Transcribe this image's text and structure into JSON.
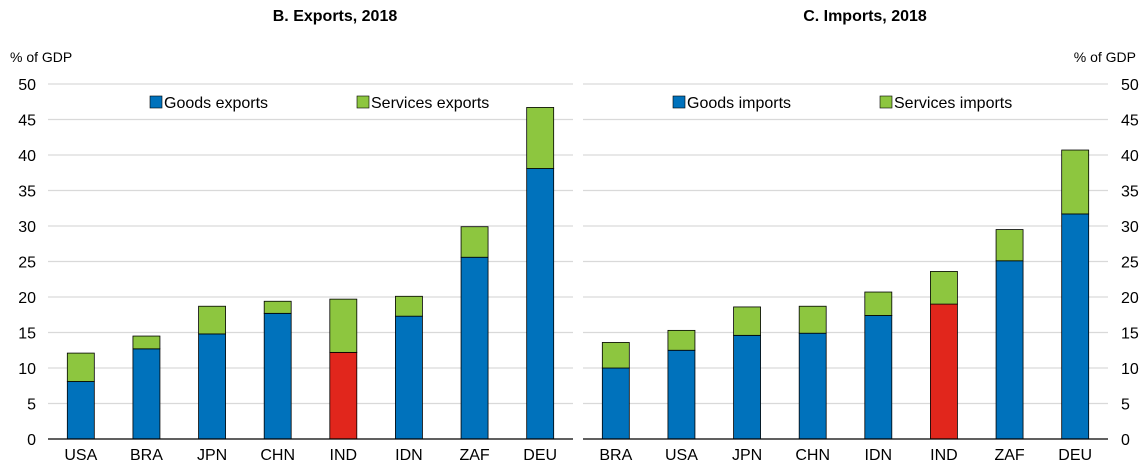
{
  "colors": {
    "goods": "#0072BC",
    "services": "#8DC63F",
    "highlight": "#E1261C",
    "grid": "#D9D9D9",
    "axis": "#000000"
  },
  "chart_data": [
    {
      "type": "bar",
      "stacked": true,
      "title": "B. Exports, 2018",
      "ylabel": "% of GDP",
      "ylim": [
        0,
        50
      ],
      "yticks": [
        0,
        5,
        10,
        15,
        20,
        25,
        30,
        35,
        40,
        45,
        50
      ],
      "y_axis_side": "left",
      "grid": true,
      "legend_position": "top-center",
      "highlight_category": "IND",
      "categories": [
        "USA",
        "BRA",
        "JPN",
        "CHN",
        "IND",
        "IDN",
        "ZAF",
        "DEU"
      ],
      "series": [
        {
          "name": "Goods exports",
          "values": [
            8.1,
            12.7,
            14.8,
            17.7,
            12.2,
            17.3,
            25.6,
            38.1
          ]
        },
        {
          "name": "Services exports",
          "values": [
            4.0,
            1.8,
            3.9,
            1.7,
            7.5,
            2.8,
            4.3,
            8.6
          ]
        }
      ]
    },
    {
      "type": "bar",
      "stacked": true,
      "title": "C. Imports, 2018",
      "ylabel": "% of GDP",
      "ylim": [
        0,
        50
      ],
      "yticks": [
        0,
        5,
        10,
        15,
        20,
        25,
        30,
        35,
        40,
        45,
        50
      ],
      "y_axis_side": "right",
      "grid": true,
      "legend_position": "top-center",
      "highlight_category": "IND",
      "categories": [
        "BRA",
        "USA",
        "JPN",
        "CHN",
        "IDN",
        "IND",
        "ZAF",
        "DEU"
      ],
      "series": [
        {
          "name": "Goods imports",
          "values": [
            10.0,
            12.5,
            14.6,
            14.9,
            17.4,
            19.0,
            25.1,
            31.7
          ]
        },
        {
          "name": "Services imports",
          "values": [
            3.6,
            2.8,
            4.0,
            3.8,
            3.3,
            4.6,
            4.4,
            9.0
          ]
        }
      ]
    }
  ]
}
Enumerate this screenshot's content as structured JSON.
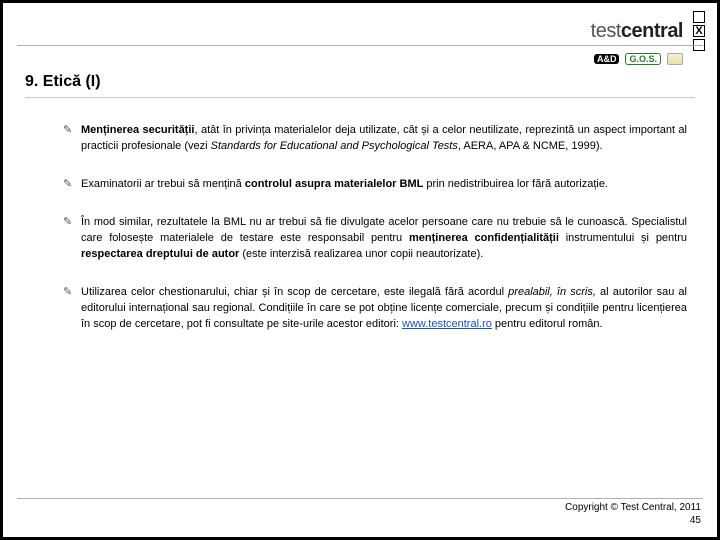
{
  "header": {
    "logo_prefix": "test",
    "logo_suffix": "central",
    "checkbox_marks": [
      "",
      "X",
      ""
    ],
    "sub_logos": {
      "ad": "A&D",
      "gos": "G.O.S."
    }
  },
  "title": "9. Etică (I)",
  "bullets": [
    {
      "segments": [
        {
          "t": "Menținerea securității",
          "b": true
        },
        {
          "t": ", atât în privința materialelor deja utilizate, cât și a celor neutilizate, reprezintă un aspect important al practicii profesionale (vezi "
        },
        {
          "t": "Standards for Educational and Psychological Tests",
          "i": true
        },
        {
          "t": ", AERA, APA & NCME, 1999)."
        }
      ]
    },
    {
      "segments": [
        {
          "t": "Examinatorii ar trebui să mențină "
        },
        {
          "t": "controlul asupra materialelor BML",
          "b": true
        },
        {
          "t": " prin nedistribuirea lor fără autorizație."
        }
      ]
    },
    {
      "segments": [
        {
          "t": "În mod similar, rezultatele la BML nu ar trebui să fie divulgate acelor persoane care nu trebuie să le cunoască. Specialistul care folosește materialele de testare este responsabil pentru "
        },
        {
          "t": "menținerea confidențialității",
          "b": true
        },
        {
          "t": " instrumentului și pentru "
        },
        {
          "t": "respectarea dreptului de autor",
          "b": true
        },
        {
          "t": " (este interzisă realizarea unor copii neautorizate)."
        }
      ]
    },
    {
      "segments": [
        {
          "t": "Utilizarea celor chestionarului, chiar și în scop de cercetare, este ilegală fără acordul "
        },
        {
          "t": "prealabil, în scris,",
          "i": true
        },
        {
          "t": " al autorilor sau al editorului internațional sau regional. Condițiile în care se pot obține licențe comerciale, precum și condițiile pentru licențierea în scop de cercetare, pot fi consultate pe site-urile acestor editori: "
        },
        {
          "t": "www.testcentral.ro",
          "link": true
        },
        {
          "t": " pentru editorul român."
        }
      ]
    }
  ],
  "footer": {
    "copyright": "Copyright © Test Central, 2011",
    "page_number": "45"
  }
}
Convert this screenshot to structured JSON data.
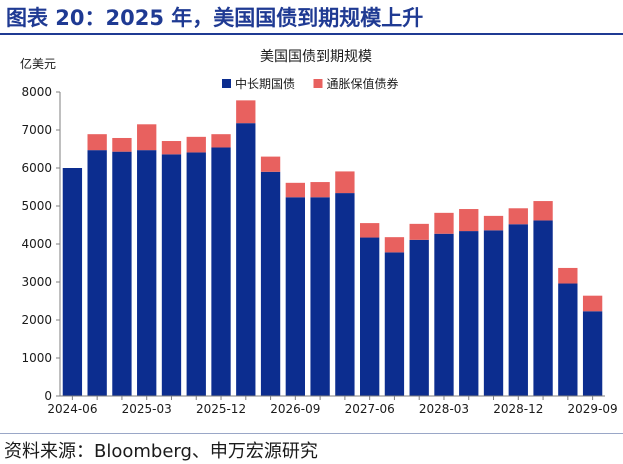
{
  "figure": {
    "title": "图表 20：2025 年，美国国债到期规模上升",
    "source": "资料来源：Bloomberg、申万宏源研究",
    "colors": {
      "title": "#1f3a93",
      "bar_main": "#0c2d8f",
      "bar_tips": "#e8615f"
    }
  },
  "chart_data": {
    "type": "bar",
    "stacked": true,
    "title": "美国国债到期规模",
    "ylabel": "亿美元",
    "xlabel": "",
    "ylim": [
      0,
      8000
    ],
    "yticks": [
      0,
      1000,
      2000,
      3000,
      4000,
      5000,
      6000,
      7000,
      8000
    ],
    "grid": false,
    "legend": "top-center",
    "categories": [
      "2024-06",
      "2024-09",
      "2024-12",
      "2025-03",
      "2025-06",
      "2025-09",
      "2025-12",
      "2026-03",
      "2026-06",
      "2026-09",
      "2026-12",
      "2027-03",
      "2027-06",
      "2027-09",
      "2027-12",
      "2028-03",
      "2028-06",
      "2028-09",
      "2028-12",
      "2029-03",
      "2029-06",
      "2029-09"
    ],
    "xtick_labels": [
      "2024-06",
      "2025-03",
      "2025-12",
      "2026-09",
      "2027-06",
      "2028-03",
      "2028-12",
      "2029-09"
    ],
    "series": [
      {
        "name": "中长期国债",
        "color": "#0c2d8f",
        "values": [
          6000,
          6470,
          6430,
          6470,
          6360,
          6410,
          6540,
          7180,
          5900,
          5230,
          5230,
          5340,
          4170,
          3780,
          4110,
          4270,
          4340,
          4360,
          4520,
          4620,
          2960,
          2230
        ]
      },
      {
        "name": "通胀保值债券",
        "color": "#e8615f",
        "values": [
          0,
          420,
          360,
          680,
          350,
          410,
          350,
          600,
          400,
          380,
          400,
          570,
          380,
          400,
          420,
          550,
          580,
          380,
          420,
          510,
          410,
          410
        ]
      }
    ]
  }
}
════════════════
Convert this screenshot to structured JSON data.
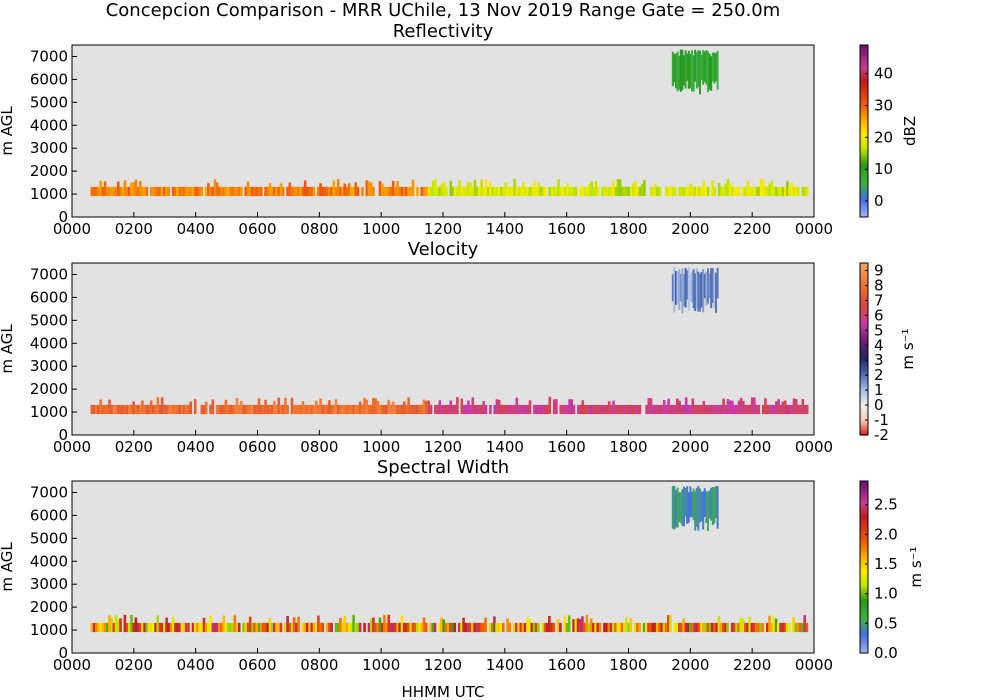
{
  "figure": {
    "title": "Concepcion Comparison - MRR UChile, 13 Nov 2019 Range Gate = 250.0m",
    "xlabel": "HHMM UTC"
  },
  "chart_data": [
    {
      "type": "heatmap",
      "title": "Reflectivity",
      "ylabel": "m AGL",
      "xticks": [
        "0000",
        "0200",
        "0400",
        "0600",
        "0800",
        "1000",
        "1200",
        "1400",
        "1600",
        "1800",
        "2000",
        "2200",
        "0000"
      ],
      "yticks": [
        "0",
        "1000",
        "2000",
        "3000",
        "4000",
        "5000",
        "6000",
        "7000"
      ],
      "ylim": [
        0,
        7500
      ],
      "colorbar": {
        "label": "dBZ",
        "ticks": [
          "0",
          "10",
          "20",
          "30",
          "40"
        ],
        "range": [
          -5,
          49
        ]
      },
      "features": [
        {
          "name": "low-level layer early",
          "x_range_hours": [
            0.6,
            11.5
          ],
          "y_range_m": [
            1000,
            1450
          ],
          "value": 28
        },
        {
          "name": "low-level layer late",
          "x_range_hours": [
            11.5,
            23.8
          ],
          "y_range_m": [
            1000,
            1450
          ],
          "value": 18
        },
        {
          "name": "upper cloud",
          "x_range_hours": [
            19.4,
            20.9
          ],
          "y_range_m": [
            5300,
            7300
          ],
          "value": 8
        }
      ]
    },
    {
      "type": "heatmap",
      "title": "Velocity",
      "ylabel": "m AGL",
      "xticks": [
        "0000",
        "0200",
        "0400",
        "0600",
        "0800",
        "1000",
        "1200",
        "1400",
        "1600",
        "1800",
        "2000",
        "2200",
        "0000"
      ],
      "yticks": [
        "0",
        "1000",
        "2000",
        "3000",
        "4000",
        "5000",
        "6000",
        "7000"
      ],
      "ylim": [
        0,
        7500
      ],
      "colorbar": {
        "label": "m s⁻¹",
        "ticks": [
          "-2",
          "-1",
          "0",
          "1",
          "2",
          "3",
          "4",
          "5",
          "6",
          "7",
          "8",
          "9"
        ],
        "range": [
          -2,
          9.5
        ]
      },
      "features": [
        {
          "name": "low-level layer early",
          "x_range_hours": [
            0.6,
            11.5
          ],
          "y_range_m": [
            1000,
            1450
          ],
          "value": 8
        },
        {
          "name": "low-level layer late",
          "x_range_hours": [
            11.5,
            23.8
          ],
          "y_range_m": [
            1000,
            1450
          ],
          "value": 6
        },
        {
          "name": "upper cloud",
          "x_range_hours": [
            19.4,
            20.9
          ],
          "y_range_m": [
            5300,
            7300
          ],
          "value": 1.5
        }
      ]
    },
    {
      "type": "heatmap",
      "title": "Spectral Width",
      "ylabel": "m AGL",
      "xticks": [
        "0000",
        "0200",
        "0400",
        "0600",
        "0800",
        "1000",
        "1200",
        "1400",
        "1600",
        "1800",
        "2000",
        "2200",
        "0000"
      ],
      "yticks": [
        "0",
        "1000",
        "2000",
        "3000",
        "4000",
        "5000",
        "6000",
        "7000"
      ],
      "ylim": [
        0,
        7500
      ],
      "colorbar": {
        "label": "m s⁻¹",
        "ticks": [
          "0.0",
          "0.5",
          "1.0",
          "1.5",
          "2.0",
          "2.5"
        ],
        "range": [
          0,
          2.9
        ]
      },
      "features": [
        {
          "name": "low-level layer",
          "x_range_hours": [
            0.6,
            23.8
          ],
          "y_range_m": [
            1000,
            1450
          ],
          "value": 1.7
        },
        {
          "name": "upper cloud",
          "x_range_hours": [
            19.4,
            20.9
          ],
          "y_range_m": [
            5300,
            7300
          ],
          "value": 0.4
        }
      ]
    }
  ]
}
════════════════
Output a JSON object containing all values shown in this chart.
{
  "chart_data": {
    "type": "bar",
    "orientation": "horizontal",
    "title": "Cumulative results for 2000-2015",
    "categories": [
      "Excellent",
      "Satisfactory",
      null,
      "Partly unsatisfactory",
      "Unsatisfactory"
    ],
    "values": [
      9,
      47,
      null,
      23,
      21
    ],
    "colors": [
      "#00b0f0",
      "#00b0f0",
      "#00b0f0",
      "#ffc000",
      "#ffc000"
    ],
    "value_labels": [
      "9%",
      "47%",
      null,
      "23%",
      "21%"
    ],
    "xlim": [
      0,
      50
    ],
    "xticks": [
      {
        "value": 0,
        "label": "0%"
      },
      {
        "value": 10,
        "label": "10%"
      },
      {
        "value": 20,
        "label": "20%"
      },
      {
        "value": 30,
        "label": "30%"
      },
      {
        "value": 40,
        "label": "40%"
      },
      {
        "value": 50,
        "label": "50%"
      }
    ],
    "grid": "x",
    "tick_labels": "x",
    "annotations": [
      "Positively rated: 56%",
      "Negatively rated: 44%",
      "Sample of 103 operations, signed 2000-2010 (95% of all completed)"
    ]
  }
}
════════════════
# STATED PROBLEM
Check each line of the entries for the string "fără". Copy the lines that have it.

# SOLUTION
          "t": " prin nedistribuirea lor fără autorizație."
          "t": "Utilizarea celor chestionarului, chiar și în scop de cercetare, este ilegală fără acordul "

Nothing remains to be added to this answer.